### Written task A
In the Carabao Wallow passage, what had been placed on every place setting?
### Written task B
Write out the Carabao Wallow passage word for word, starting at "And return us" and ending at "said were wrong.".

### Provided passage
This year’s guest list didn’t feature the usual heavy hitters—what with the war on terror being waged wide and far. Though invited to the Wallow, Capt. George W. Bush, USAF Reserve, did not attend. Nor did Colin Powell, who sat unobtrusively in the banquet hall in 2000. But the geriatric Sen. Strom Thurmond wouldn’t have missed it for the world. Joining him at the head table were, among others, Schlesinger and Gen. Richard Myers, chairman of the Joint Chiefs of Staff. Peter Pace, the Joint Chiefs Vice Chair, and Air Force Secretary James Roche, both Carabaos, played gracious hosts at their own tables.

Once seated at his preassigned table, each tipsy reveler readied himself for a traditional rite: the bellowing of the Carabao anthem. By this point, the room was thick with smoke—every place setting had been adorned with an authentic Cuban cigar. A disembodied voice calmly requested “Gentlemen, please turn to your songbooks,” and the Marine Corps Band seated to the side picked up a lusty tune. The Carabaos, most of whom seemed to know the words by heart, launched into the first stanza, ferociously banging their fists on the tables at each and every chorus:

In the days of dopey dreams—happy, peaceful Philippines,

When the bolomen were busy all night long.

When ladrones would steal and lie, and Americanos die,

Then you hear the soldiers sing this evening song:

CHORUS:

Damn, damn, damn the insurrectos!

Cross-eyed Kakiac Ladrones!

Underneath the starry flag, civilize ’em with a Krag,

And return us to our own beloved homes!

Social customs there were few, ladies all would smoke and chew,

And the men did things the padres said were wrong.

They did things that weren’t nice, but the padres cut no ice,

So you heard the soldiers sing this evening song:

CHORUS

Underneath a nipa thatch, where the lazy chickens scratch,

only refuge after hiking all day long.

When I lay me down and slept, slimy lizards o’er me crept,

Then you heard the soldiers sing this evening song:

CHORUS

Insurrectos come and go, but there’s one thing we now know:

Filipinos are among our fondest friends.

Though we love them to the hilt, still and all we love the lilt

Of this Soldier’s Song whose memory never ends:

Damn, damn, damn the insurrectos!

Cross-eyed Kakiac Ladrones!

Though we used to hate their hides,

Time has turned a lot of tides,

Which is why we sang the song in dulcet tones!

Fiery musical manifestoes like this one are hard to come by these days outside of museum displays. And “The Soldier’s Song” is by no means short on history. Its dulcet tones were first hummed by the “hikers”—soldiers dispatched to the Philippines in 1899 by President William McKinley to bring the Filipino independence movement to heel. Wielding smokeless Krag rifles, the forebears of today’s Herd trampled what they called the “Philippine Insurrection” under heavy hoof. Historians estimate that 16,000 Filipino guerrillas and 200,000 civilians—in addition to 10,000 American soldiers—were killed in a campaign that dragged on until 1916. As in a later colonial adventure in Southeast Asia, U.S. commanders made few distinctions between “amigo” and “insurrecto.” Villagers who did not enter “reconcentration camps” similar to Vietnam’s “strategic hamlets” were considered fair game by Carabao bulls.

### Listing
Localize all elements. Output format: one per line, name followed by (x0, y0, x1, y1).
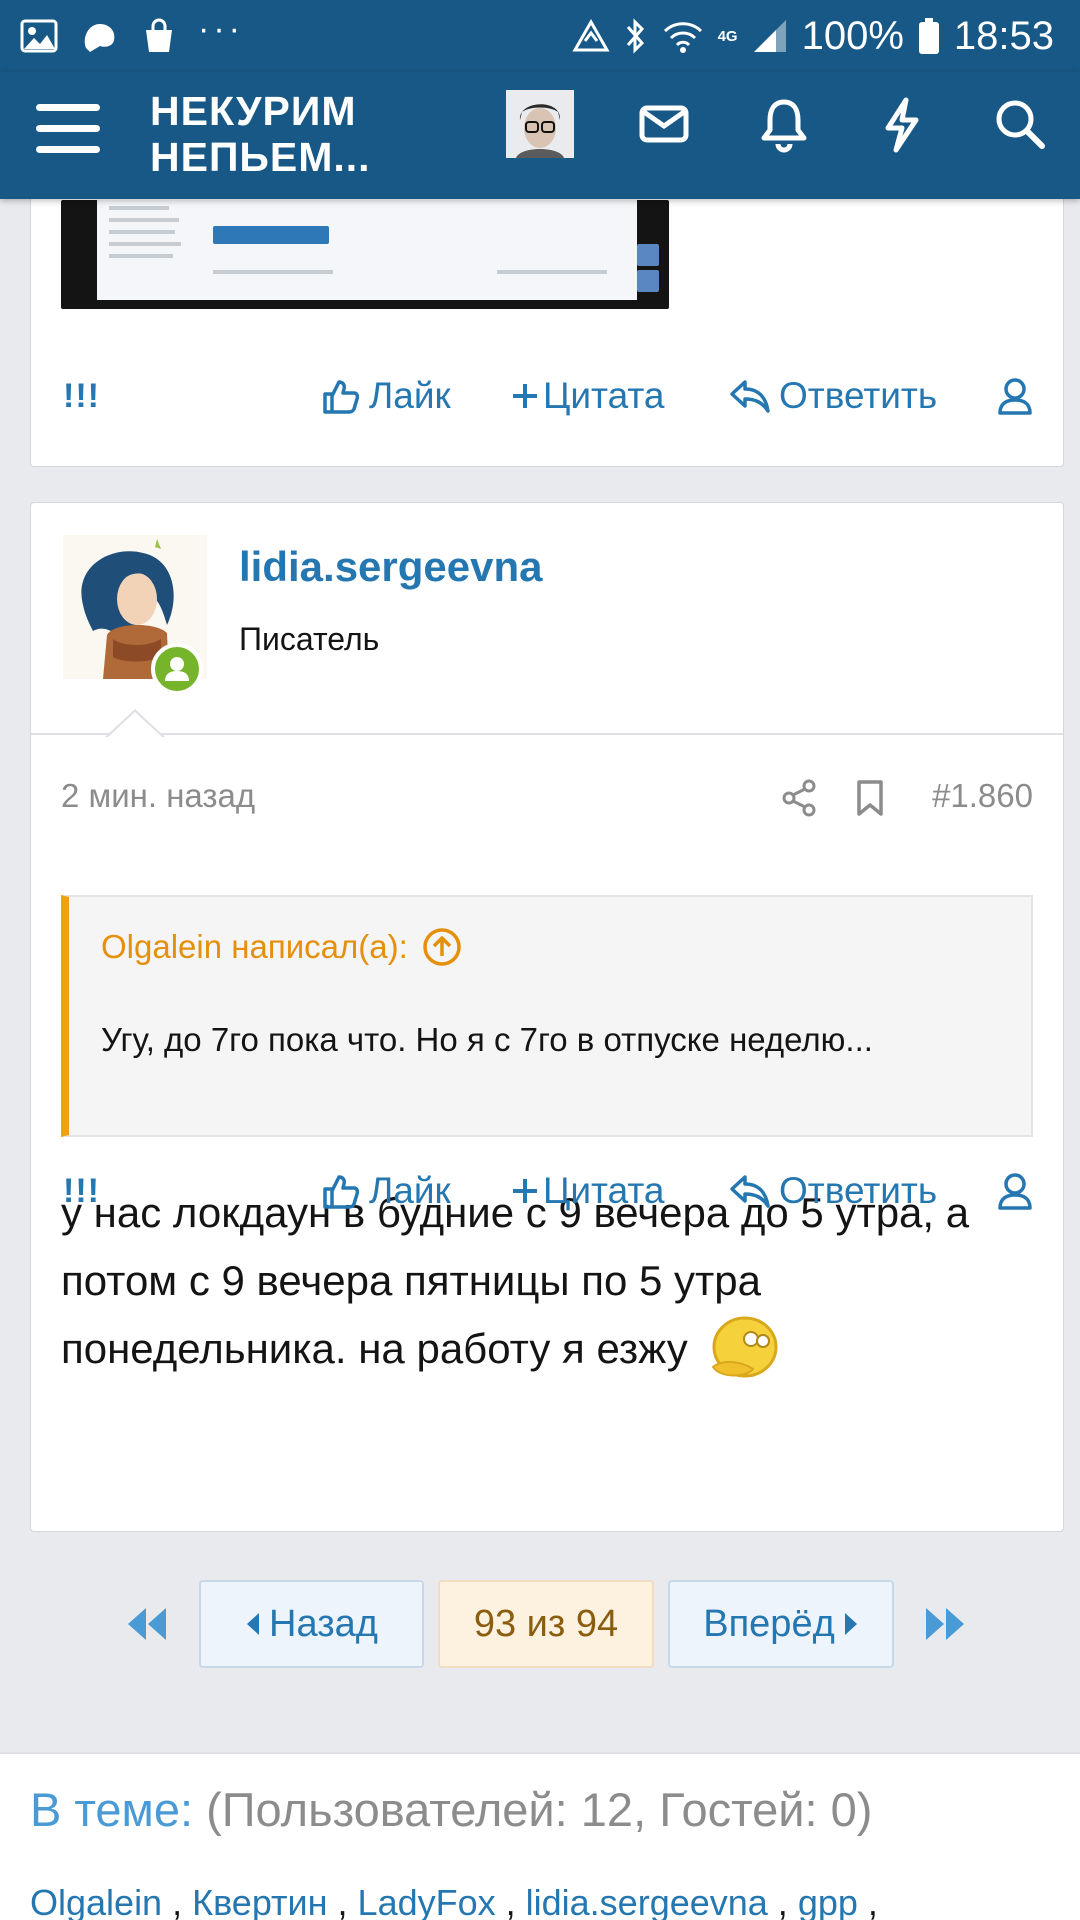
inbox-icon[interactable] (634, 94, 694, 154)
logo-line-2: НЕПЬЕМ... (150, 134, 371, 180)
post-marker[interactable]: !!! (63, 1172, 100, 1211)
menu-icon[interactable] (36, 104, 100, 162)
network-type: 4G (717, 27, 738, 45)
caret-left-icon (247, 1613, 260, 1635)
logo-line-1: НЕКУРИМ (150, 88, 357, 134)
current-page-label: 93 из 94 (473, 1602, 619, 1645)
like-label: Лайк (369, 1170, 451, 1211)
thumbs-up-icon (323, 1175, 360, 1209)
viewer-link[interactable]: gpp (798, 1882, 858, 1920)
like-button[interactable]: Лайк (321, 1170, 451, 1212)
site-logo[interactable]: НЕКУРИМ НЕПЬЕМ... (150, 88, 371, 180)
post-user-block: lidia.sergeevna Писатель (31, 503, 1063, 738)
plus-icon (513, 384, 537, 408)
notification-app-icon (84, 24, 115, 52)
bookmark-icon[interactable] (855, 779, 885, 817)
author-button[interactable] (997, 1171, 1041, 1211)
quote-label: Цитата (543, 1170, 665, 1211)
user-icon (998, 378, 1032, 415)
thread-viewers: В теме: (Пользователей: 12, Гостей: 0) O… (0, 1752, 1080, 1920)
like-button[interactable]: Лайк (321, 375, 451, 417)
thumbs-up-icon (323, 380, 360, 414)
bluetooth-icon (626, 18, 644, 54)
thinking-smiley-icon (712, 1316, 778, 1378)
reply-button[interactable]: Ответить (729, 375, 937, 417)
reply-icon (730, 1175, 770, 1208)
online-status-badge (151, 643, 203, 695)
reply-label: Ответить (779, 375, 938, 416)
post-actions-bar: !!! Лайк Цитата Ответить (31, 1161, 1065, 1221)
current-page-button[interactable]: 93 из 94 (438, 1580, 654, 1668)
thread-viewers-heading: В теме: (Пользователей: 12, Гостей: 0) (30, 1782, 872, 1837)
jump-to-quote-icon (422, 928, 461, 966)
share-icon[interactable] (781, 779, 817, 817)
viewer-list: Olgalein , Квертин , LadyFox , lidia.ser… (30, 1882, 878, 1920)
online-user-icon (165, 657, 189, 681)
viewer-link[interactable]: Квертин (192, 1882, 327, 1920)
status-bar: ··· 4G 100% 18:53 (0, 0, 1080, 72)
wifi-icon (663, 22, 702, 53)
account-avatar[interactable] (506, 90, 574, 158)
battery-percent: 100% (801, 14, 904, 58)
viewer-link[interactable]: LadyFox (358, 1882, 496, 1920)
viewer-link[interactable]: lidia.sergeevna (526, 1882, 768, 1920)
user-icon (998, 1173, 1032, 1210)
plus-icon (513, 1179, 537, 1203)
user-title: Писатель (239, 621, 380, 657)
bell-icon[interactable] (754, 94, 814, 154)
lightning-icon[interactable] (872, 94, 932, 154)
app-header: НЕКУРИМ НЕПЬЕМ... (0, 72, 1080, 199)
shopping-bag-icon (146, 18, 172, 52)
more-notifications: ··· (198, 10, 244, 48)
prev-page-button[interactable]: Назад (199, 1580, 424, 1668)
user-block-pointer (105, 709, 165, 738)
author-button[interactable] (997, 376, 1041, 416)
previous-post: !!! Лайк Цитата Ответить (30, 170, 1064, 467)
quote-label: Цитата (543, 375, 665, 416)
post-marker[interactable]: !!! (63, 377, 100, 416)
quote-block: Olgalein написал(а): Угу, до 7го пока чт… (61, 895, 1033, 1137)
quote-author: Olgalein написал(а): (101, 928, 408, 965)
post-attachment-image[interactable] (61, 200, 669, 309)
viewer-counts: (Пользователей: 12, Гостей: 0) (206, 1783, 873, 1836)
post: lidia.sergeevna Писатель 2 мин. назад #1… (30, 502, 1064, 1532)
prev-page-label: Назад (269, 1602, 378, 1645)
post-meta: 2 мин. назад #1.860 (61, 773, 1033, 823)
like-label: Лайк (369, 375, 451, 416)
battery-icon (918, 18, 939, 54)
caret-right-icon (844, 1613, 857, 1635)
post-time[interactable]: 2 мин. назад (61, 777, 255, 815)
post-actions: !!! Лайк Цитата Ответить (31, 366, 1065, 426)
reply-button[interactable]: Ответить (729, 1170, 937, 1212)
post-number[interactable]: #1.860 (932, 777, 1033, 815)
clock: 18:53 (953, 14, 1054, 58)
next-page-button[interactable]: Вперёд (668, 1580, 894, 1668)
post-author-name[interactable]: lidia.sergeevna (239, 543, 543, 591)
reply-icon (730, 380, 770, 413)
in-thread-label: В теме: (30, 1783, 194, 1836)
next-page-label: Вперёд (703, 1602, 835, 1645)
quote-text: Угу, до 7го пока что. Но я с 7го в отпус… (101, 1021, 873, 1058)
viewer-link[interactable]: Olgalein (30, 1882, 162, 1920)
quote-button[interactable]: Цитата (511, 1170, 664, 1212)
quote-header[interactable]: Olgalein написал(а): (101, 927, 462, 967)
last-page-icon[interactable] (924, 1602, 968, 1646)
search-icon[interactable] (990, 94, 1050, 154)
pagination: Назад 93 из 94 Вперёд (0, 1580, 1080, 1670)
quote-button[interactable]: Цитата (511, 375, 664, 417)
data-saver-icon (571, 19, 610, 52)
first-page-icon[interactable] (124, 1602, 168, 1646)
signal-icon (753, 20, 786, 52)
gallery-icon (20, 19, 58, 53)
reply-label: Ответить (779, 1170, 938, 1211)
...
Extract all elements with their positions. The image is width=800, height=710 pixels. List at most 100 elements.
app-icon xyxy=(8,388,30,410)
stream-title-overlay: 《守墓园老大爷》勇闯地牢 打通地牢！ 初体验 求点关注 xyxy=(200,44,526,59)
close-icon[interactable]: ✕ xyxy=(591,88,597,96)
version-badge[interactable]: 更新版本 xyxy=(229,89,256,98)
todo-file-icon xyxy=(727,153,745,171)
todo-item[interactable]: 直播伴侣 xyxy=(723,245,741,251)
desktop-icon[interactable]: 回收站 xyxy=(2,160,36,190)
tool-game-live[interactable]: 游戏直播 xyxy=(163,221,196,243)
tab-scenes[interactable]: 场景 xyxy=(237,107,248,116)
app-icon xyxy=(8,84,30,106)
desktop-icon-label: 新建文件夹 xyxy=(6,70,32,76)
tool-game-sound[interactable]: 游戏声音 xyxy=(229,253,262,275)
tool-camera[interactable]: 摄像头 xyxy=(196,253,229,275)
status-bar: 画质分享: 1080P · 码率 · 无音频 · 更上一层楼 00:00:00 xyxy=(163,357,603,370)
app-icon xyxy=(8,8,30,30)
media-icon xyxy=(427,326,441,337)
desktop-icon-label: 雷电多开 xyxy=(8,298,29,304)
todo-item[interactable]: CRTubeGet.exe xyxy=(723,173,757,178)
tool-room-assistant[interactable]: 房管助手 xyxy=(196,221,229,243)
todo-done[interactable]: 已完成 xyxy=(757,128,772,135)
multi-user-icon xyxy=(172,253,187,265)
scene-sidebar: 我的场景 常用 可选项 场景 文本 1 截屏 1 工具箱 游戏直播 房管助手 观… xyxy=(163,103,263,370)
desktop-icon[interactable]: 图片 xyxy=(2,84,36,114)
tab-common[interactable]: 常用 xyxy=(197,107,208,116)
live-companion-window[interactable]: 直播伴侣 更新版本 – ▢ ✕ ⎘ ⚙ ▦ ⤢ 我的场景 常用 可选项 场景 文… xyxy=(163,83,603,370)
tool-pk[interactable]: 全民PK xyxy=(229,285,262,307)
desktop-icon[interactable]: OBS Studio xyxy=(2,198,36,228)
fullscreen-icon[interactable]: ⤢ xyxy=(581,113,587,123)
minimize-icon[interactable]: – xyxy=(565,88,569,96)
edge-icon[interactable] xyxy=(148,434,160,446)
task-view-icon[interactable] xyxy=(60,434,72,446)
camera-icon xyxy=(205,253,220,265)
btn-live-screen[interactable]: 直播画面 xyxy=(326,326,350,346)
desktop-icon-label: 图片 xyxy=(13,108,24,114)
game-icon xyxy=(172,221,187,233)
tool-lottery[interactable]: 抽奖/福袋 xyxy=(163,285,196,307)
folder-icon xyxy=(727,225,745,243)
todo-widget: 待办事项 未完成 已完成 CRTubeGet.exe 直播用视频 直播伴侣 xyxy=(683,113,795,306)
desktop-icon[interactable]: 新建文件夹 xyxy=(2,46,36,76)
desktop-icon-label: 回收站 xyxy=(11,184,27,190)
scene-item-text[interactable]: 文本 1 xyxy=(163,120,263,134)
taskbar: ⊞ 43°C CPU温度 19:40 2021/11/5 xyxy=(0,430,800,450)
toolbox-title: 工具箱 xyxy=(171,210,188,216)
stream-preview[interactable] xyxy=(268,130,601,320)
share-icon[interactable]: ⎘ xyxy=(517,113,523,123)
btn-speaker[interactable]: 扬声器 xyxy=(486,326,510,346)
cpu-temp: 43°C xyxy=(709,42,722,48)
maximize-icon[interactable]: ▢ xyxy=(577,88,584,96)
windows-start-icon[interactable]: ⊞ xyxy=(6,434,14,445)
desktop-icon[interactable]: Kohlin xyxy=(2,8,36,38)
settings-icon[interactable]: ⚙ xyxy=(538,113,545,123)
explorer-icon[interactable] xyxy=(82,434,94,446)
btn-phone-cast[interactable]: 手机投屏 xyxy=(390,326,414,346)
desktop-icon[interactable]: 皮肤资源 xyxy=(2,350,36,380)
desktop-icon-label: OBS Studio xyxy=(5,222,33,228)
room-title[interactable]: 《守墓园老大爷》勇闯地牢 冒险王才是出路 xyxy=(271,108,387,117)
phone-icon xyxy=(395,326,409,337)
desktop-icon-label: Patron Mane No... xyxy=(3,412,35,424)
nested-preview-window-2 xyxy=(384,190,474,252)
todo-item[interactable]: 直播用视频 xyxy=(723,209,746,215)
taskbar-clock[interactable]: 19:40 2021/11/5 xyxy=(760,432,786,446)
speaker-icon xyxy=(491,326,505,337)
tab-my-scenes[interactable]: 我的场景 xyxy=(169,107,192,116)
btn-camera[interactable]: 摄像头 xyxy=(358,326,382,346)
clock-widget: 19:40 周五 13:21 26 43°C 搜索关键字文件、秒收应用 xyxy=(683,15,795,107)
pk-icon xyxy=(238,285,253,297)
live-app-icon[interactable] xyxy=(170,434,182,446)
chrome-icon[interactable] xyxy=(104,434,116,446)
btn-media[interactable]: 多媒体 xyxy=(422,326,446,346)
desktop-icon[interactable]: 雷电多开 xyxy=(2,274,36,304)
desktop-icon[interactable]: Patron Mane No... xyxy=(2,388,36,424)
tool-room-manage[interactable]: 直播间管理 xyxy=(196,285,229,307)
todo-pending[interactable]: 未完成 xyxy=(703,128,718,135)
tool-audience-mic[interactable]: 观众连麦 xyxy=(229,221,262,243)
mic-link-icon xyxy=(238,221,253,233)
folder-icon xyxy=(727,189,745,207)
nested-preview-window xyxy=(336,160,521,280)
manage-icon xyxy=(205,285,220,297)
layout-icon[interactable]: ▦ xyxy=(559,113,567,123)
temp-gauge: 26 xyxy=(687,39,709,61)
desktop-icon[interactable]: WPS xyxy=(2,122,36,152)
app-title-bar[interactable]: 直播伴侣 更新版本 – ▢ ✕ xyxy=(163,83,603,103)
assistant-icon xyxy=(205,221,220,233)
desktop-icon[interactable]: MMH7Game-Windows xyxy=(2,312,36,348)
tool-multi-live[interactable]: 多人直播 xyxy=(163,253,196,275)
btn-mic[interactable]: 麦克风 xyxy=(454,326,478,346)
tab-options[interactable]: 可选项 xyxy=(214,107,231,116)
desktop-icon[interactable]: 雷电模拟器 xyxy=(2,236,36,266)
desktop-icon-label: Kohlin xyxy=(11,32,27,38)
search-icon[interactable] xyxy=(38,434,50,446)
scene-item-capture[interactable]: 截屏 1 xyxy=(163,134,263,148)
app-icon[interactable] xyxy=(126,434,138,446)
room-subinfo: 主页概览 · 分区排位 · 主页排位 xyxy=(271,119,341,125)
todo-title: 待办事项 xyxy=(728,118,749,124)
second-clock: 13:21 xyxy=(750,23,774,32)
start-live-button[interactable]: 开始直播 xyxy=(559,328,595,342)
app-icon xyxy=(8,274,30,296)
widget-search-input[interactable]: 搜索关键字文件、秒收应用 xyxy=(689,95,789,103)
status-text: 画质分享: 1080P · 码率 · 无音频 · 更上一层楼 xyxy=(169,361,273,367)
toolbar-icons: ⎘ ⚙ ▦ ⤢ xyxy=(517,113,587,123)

### Response A
An authentic Cuban cigar.

### Response B
And return us to our own beloved homes!

Social customs there were few, ladies all would smoke and chew,

And the men did things the padres said were wrong.